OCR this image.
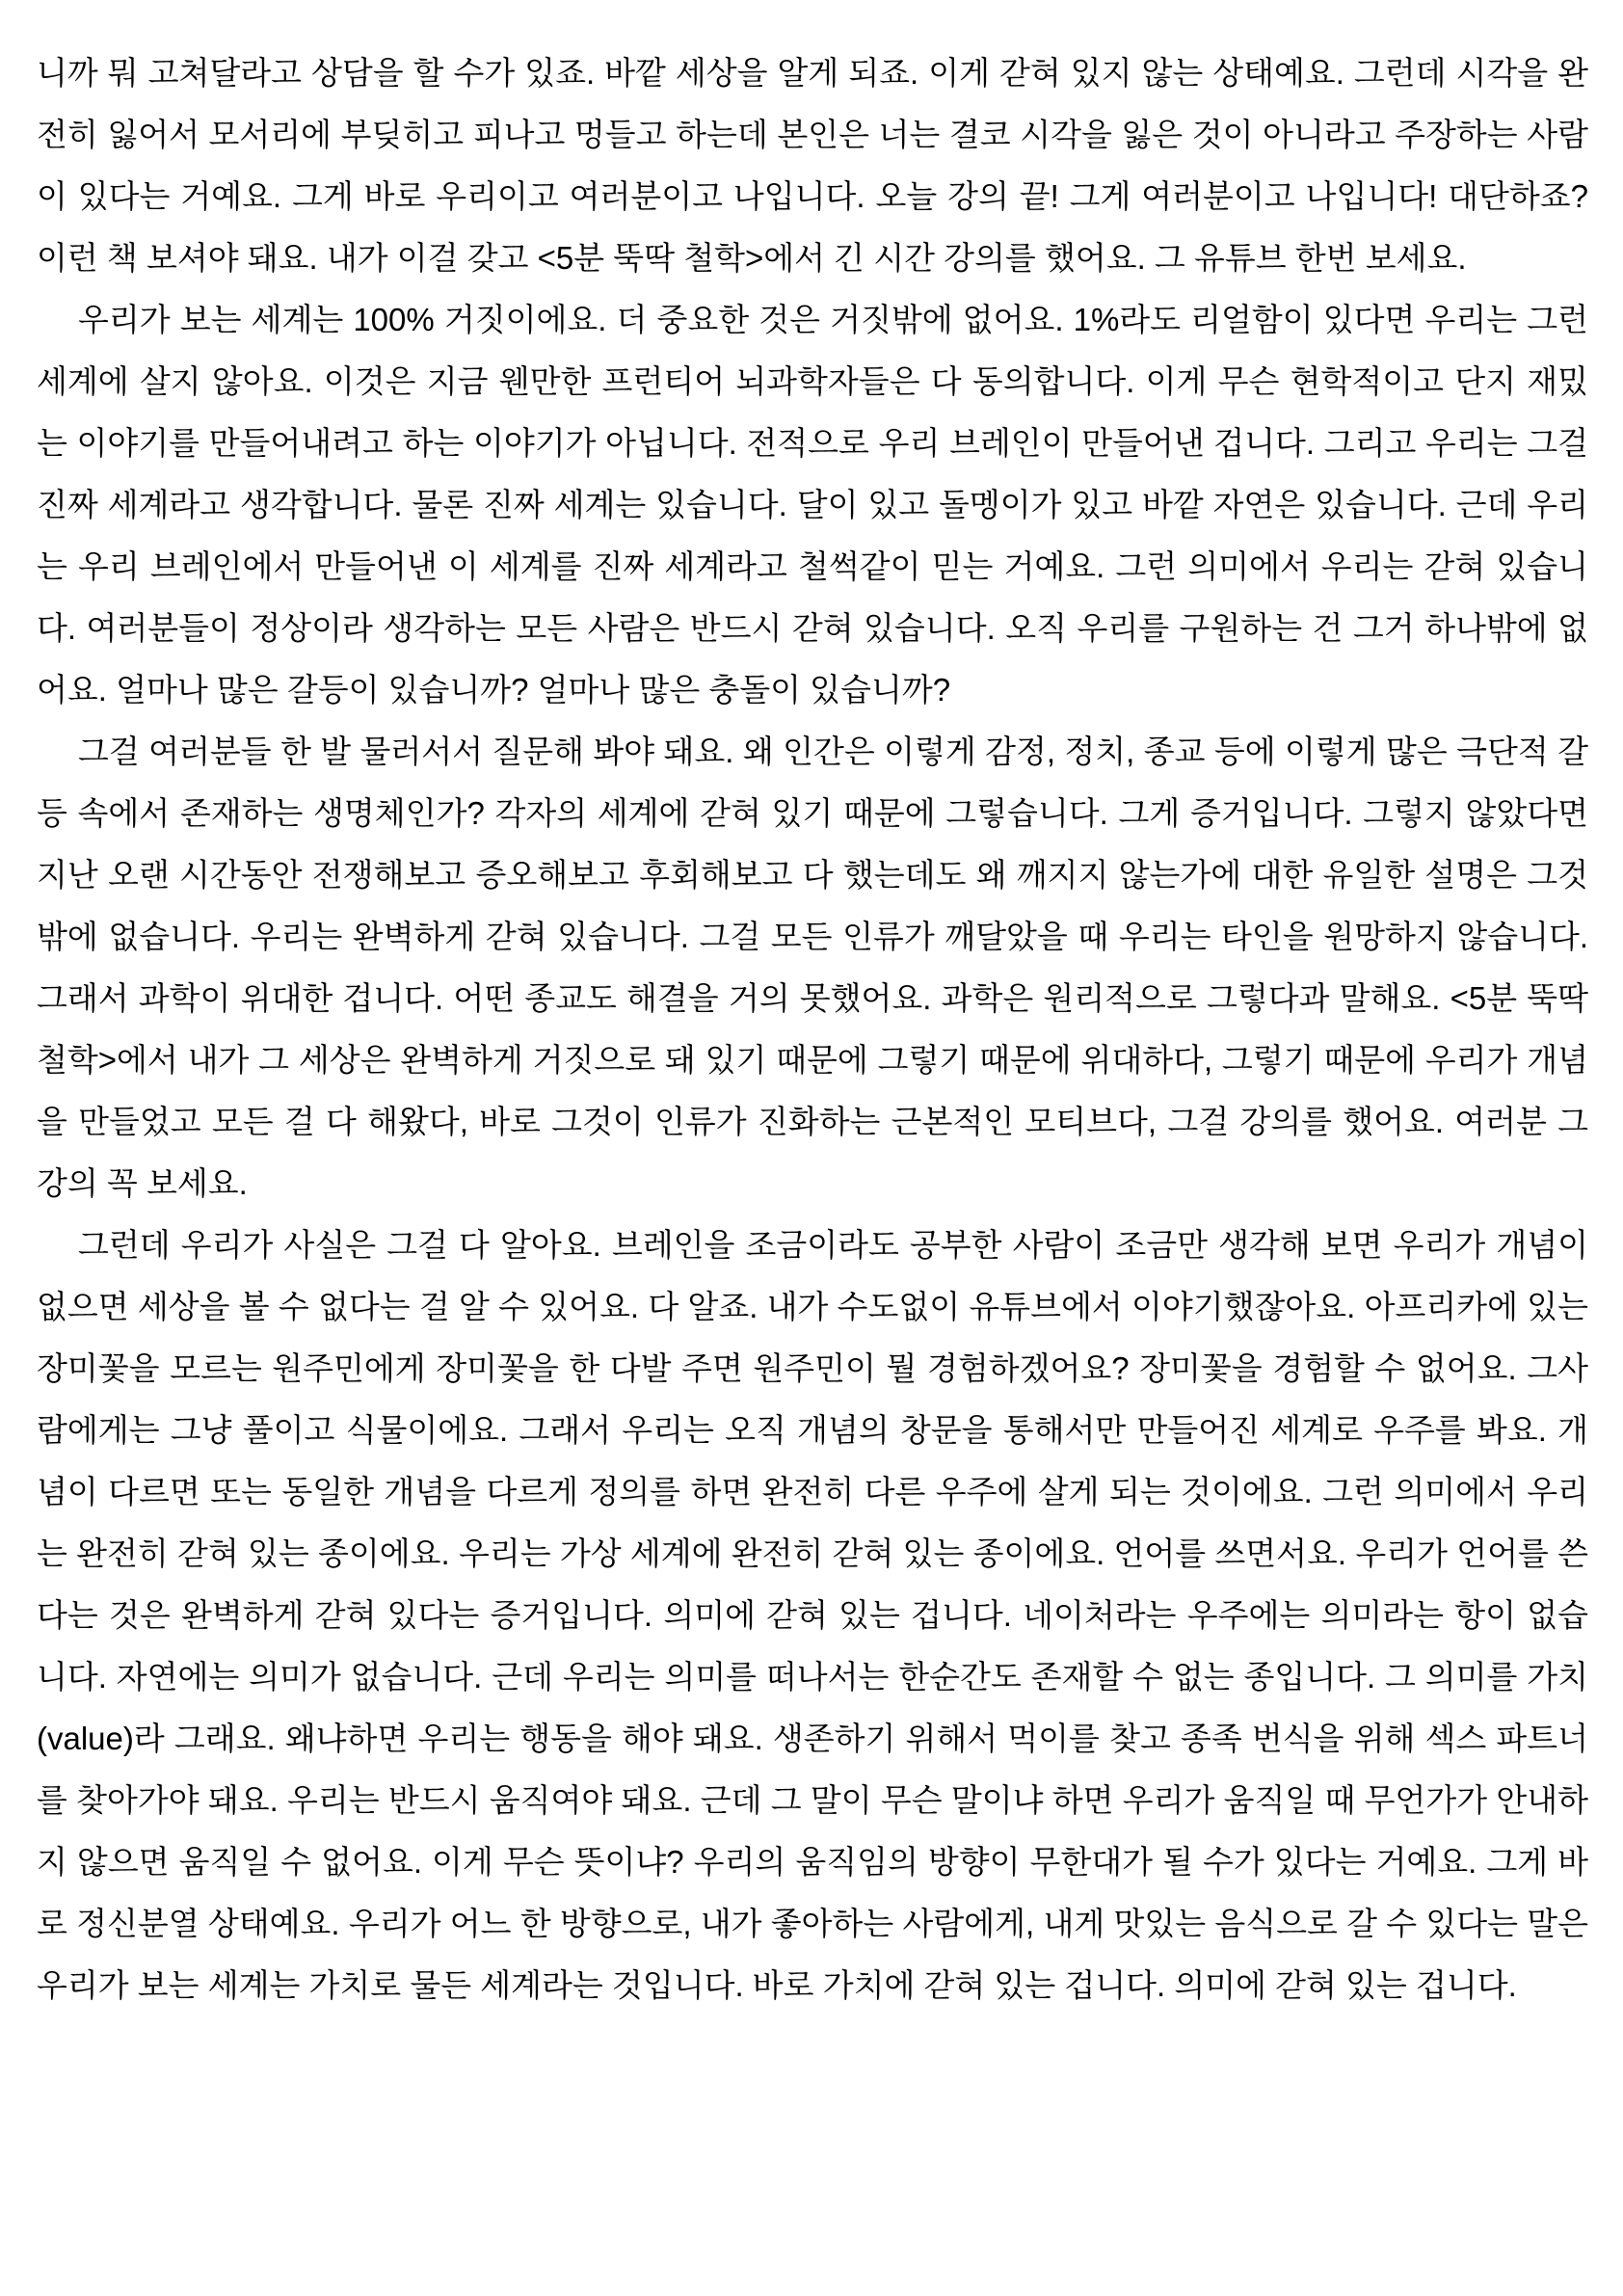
니까 뭐 고쳐달라고 상담을 할 수가 있죠. 바깥 세상을 알게 되죠. 이게 갇혀 있지 않는 상태예요. 그런데 시각을 완전히 잃어서 모서리에 부딪히고 피나고 멍들고 하는데 본인은 너는 결코 시각을 잃은 것이 아니라고 주장하는 사람이 있다는 거예요. 그게 바로 우리이고 여러분이고 나입니다. 오늘 강의 끝! 그게 여러분이고 나입니다! 대단하죠? 이런 책 보셔야 돼요. 내가 이걸 갖고 <5분 뚝딱 철학>에서 긴 시간 강의를 했어요. 그 유튜브 한번 보세요.

우리가 보는 세계는 100% 거짓이에요. 더 중요한 것은 거짓밖에 없어요. 1%라도 리얼함이 있다면 우리는 그런 세계에 살지 않아요. 이것은 지금 웬만한 프런티어 뇌과학자들은 다 동의합니다. 이게 무슨 현학적이고 단지 재밌는 이야기를 만들어내려고 하는 이야기가 아닙니다. 전적으로 우리 브레인이 만들어낸 겁니다. 그리고 우리는 그걸 진짜 세계라고 생각합니다. 물론 진짜 세계는 있습니다. 달이 있고 돌멩이가 있고 바깥 자연은 있습니다. 근데 우리는 우리 브레인에서 만들어낸 이 세계를 진짜 세계라고 철썩같이 믿는 거예요. 그런 의미에서 우리는 갇혀 있습니다. 여러분들이 정상이라 생각하는 모든 사람은 반드시 갇혀 있습니다. 오직 우리를 구원하는 건 그거 하나밖에 없어요. 얼마나 많은 갈등이 있습니까? 얼마나 많은 충돌이 있습니까?

그걸 여러분들 한 발 물러서서 질문해 봐야 돼요. 왜 인간은 이렇게 감정, 정치, 종교 등에 이렇게 많은 극단적 갈등 속에서 존재하는 생명체인가? 각자의 세계에 갇혀 있기 때문에 그렇습니다. 그게 증거입니다. 그렇지 않았다면 지난 오랜 시간동안 전쟁해보고 증오해보고 후회해보고 다 했는데도 왜 깨지지 않는가에 대한 유일한 설명은 그것밖에 없습니다. 우리는 완벽하게 갇혀 있습니다. 그걸 모든 인류가 깨달았을 때 우리는 타인을 원망하지 않습니다. 그래서 과학이 위대한 겁니다. 어떤 종교도 해결을 거의 못했어요. 과학은 원리적으로 그렇다과 말해요. <5분 뚝딱 철학>에서 내가 그 세상은 완벽하게 거짓으로 돼 있기 때문에 그렇기 때문에 위대하다, 그렇기 때문에 우리가 개념을 만들었고 모든 걸 다 해왔다, 바로 그것이 인류가 진화하는 근본적인 모티브다, 그걸 강의를 했어요. 여러분 그 강의 꼭 보세요.

그런데 우리가 사실은 그걸 다 알아요. 브레인을 조금이라도 공부한 사람이 조금만 생각해 보면 우리가 개념이 없으면 세상을 볼 수 없다는 걸 알 수 있어요. 다 알죠. 내가 수도없이 유튜브에서 이야기했잖아요. 아프리카에 있는 장미꽃을 모르는 원주민에게 장미꽃을 한 다발 주면 원주민이 뭘 경험하겠어요? 장미꽃을 경험할 수 없어요. 그사람에게는 그냥 풀이고 식물이에요. 그래서 우리는 오직 개념의 창문을 통해서만 만들어진 세계로 우주를 봐요. 개념이 다르면 또는 동일한 개념을 다르게 정의를 하면 완전히 다른 우주에 살게 되는 것이에요. 그런 의미에서 우리는 완전히 갇혀 있는 종이에요. 우리는 가상 세계에 완전히 갇혀 있는 종이에요. 언어를 쓰면서요. 우리가 언어를 쓴다는 것은 완벽하게 갇혀 있다는 증거입니다. 의미에 갇혀 있는 겁니다. 네이처라는 우주에는 의미라는 항이 없습니다. 자연에는 의미가 없습니다. 근데 우리는 의미를 떠나서는 한순간도 존재할 수 없는 종입니다. 그 의미를 가치(value)라 그래요. 왜냐하면 우리는 행동을 해야 돼요. 생존하기 위해서 먹이를 찾고 종족 번식을 위해 섹스 파트너를 찾아가야 돼요. 우리는 반드시 움직여야 돼요. 근데 그 말이 무슨 말이냐 하면 우리가 움직일 때 무언가가 안내하지 않으면 움직일 수 없어요. 이게 무슨 뜻이냐? 우리의 움직임의 방향이 무한대가 될 수가 있다는 거예요. 그게 바로 정신분열 상태예요. 우리가 어느 한 방향으로, 내가 좋아하는 사람에게, 내게 맛있는 음식으로 갈 수 있다는 말은 우리가 보는 세계는 가치로 물든 세계라는 것입니다. 바로 가치에 갇혀 있는 겁니다. 의미에 갇혀 있는 겁니다.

--------------------------------------------------

Return each line of the data, keeping its wording exact and omitting pictures.

The reply:
OCR this image.
니까 뭐 고쳐달라고 상담을 할 수가 있죠. 바깥 세상을 알게 되죠. 이게 갇혀 있지 않는 상태예요. 그런데 시각을 완전히 잃어서 모서리에 부딪히고 피나고 멍들고 하는데 본인은 너는 결코 시각을 잃은 것이 아니라고 주장하는 사람이 있다는 거예요. 그게 바로 우리이고 여러분이고 나입니다. 오늘 강의 끝! 그게 여러분이고 나입니다! 대단하죠? 이런 책 보셔야 돼요. 내가 이걸 갖고 <5분 뚝딱 철학>에서 긴 시간 강의를 했어요. 그 유튜브 한번 보세요.

우리가 보는 세계는 100% 거짓이에요. 더 중요한 것은 거짓밖에 없어요. 1%라도 리얼함이 있다면 우리는 그런 세계에 살지 않아요. 이것은 지금 웬만한 프런티어 뇌과학자들은 다 동의합니다. 이게 무슨 현학적이고 단지 재밌는 이야기를 만들어내려고 하는 이야기가 아닙니다. 전적으로 우리 브레인이 만들어낸 겁니다. 그리고 우리는 그걸 진짜 세계라고 생각합니다. 물론 진짜 세계는 있습니다. 달이 있고 돌멩이가 있고 바깥 자연은 있습니다. 근데 우리는 우리 브레인에서 만들어낸 이 세계를 진짜 세계라고 철썩같이 믿는 거예요. 그런 의미에서 우리는 갇혀 있습니다. 여러분들이 정상이라 생각하는 모든 사람은 반드시 갇혀 있습니다. 오직 우리를 구원하는 건 그거 하나밖에 없어요. 얼마나 많은 갈등이 있습니까? 얼마나 많은 충돌이 있습니까?

그걸 여러분들 한 발 물러서서 질문해 봐야 돼요. 왜 인간은 이렇게 감정, 정치, 종교 등에 이렇게 많은 극단적 갈등 속에서 존재하는 생명체인가? 각자의 세계에 갇혀 있기 때문에 그렇습니다. 그게 증거입니다. 그렇지 않았다면 지난 오랜 시간동안 전쟁해보고 증오해보고 후회해보고 다 했는데도 왜 깨지지 않는가에 대한 유일한 설명은 그것밖에 없습니다. 우리는 완벽하게 갇혀 있습니다. 그걸 모든 인류가 깨달았을 때 우리는 타인을 원망하지 않습니다. 그래서 과학이 위대한 겁니다. 어떤 종교도 해결을 거의 못했어요. 과학은 원리적으로 그렇다과 말해요. <5분 뚝딱 철학>에서 내가 그 세상은 완벽하게 거짓으로 돼 있기 때문에 그렇기 때문에 위대하다, 그렇기 때문에 우리가 개념을 만들었고 모든 걸 다 해왔다, 바로 그것이 인류가 진화하는 근본적인 모티브다, 그걸 강의를 했어요. 여러분 그 강의 꼭 보세요.

그런데 우리가 사실은 그걸 다 알아요. 브레인을 조금이라도 공부한 사람이 조금만 생각해 보면 우리가 개념이 없으면 세상을 볼 수 없다는 걸 알 수 있어요. 다 알죠. 내가 수도없이 유튜브에서 이야기했잖아요. 아프리카에 있는 장미꽃을 모르는 원주민에게 장미꽃을 한 다발 주면 원주민이 뭘 경험하겠어요? 장미꽃을 경험할 수 없어요. 그사람에게는 그냥 풀이고 식물이에요. 그래서 우리는 오직 개념의 창문을 통해서만 만들어진 세계로 우주를 봐요. 개념이 다르면 또는 동일한 개념을 다르게 정의를 하면 완전히 다른 우주에 살게 되는 것이에요. 그런 의미에서 우리는 완전히 갇혀 있는 종이에요. 우리는 가상 세계에 완전히 갇혀 있는 종이에요. 언어를 쓰면서요. 우리가 언어를 쓴다는 것은 완벽하게 갇혀 있다는 증거입니다. 의미에 갇혀 있는 겁니다. 네이처라는 우주에는 의미라는 항이 없습니다. 자연에는 의미가 없습니다. 근데 우리는 의미를 떠나서는 한순간도 존재할 수 없는 종입니다. 그 의미를 가치(value)라 그래요. 왜냐하면 우리는 행동을 해야 돼요. 생존하기 위해서 먹이를 찾고 종족 번식을 위해 섹스 파트너를 찾아가야 돼요. 우리는 반드시 움직여야 돼요. 근데 그 말이 무슨 말이냐 하면 우리가 움직일 때 무언가가 안내하지 않으면 움직일 수 없어요. 이게 무슨 뜻이냐? 우리의 움직임의 방향이 무한대가 될 수가 있다는 거예요. 그게 바로 정신분열 상태예요. 우리가 어느 한 방향으로, 내가 좋아하는 사람에게, 내게 맛있는 음식으로 갈 수 있다는 말은 우리가 보는 세계는 가치로 물든 세계라는 것입니다. 바로 가치에 갇혀 있는 겁니다. 의미에 갇혀 있는 겁니다.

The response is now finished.